Supplied information –
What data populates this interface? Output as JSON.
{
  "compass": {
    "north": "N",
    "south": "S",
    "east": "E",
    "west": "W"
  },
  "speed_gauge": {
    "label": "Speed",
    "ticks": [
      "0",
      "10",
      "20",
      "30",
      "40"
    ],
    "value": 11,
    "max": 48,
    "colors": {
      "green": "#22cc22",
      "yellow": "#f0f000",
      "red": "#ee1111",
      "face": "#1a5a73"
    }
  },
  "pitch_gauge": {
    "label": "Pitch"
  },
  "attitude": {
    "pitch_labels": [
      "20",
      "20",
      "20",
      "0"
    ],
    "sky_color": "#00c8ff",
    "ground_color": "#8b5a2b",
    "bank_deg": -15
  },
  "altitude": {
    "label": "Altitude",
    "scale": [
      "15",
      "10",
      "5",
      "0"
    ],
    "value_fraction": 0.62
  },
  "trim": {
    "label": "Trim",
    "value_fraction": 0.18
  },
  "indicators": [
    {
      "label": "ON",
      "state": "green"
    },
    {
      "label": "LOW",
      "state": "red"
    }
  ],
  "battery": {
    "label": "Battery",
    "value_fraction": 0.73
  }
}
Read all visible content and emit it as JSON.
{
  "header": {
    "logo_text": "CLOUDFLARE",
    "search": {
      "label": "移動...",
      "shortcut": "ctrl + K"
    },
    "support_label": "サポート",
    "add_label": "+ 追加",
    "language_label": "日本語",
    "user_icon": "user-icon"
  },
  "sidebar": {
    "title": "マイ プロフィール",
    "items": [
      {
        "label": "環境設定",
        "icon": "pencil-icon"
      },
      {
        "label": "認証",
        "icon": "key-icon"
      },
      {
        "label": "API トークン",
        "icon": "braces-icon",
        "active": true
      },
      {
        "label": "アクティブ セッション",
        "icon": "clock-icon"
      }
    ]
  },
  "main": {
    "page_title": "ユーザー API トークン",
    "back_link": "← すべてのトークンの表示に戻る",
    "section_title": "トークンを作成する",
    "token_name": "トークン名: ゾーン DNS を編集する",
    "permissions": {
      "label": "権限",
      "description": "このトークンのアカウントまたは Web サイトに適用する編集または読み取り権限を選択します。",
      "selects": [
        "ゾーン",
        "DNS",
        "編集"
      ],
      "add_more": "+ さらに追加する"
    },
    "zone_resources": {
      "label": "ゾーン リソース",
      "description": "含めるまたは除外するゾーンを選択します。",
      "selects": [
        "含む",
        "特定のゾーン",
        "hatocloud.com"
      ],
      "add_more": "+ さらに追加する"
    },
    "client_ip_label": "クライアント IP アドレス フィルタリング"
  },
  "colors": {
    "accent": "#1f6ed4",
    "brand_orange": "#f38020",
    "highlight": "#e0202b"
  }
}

Exercise goal –
Collect every line from the records above that contains the word "description".

Answer for this exercise –
      "description": "このトークンのアカウントまたは Web サイトに適用する編集または読み取り権限を選択します。",
      "description": "含めるまたは除外するゾーンを選択します。",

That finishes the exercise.